**Saved data entries:**
⟨

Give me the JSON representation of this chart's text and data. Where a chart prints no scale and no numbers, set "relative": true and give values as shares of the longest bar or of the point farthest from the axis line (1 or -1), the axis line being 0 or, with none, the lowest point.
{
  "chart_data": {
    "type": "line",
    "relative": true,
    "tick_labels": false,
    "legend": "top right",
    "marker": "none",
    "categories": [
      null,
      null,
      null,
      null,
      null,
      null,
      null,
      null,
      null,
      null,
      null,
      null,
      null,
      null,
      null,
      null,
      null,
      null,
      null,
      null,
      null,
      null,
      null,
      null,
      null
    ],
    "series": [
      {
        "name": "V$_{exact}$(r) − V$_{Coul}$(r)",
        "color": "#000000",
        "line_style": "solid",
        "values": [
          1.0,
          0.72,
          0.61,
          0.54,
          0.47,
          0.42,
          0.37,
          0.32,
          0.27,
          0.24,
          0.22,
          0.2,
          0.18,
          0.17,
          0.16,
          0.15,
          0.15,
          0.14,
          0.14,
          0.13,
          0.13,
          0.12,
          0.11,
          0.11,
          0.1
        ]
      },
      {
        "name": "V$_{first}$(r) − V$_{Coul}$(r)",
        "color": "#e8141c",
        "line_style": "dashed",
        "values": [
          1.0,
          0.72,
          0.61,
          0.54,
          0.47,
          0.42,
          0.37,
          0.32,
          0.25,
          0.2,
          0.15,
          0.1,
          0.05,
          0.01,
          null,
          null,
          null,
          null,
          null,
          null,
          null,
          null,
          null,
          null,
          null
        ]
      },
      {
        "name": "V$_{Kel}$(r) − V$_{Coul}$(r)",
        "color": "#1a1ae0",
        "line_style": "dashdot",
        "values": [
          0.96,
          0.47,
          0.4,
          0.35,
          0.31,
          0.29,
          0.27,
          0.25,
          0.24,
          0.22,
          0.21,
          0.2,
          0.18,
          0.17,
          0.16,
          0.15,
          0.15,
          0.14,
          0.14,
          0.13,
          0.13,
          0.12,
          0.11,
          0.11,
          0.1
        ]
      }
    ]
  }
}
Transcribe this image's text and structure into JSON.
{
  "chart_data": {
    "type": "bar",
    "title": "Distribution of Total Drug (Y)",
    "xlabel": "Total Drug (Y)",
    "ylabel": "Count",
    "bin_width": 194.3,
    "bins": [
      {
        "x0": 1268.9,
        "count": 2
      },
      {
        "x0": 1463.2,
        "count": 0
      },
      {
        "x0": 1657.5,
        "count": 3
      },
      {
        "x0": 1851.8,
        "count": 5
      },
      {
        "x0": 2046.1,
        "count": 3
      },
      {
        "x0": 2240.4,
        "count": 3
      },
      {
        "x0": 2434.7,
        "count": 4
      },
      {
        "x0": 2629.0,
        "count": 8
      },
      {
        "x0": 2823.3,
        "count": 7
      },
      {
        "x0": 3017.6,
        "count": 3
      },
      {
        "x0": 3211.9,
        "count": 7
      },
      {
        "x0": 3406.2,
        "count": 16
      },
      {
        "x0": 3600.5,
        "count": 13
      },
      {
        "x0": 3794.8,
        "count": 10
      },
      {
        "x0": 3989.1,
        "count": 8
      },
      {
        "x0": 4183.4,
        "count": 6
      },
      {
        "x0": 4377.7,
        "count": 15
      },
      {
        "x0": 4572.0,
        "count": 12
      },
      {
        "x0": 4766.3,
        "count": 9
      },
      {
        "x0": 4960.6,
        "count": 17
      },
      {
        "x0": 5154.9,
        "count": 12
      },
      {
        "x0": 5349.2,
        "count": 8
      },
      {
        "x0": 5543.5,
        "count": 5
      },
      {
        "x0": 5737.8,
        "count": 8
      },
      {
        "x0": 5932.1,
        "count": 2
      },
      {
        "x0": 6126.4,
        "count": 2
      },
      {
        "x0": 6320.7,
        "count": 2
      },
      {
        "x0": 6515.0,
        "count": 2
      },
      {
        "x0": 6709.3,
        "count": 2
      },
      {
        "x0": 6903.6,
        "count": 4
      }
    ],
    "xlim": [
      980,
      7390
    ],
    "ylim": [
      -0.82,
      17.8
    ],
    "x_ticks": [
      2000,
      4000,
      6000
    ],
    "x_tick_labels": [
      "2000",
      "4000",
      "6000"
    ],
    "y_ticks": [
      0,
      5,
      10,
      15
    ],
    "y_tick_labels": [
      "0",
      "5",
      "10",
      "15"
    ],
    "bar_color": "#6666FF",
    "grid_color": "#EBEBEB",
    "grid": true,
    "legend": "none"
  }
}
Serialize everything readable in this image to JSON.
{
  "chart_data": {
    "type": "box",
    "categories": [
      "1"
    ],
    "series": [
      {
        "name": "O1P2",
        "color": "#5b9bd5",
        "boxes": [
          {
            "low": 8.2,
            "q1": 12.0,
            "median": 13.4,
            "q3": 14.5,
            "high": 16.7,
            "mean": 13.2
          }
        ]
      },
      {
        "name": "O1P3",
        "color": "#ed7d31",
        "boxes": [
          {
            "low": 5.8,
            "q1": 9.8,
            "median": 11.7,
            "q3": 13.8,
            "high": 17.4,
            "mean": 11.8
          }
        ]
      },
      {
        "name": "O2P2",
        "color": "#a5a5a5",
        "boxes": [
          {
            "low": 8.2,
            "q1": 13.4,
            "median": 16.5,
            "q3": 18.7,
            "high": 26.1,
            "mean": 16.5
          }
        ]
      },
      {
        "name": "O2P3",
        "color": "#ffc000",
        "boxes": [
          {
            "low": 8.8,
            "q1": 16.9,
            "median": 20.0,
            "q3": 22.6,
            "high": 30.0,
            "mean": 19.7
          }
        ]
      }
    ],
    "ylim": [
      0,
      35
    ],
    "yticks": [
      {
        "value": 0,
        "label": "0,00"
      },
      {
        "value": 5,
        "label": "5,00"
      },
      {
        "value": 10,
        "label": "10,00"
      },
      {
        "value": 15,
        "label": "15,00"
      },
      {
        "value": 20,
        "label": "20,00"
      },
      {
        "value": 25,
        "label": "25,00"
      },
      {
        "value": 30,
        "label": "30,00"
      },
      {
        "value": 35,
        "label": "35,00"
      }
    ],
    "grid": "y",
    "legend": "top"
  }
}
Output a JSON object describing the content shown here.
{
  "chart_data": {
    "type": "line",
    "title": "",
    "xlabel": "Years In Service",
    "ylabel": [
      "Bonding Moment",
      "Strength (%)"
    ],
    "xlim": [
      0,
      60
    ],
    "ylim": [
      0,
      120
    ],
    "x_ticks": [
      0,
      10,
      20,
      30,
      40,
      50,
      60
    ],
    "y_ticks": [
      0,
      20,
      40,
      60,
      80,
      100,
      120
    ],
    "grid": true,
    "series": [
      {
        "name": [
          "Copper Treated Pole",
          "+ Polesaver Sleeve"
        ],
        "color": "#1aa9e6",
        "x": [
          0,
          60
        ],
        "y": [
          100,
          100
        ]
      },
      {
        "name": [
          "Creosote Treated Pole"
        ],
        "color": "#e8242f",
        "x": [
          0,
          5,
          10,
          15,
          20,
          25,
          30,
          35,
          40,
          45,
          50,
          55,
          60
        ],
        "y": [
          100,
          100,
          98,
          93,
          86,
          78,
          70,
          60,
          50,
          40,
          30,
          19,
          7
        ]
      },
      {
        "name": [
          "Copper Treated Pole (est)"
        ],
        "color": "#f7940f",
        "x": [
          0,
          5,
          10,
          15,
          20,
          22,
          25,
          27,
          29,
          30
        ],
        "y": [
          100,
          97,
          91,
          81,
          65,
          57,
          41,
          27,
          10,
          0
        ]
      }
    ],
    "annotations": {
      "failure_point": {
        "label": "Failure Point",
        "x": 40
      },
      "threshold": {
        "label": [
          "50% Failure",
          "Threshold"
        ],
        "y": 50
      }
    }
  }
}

⟩

**WHAT NEEDS TO BE DONE:** Find the string "Coul" in the records, then copy each line where it occurs.

**TASK ANSWER:**
        "name": "V$_{exact}$(r) − V$_{Coul}$(r)",
        "name": "V$_{first}$(r) − V$_{Coul}$(r)",
        "name": "V$_{Kel}$(r) − V$_{Coul}$(r)",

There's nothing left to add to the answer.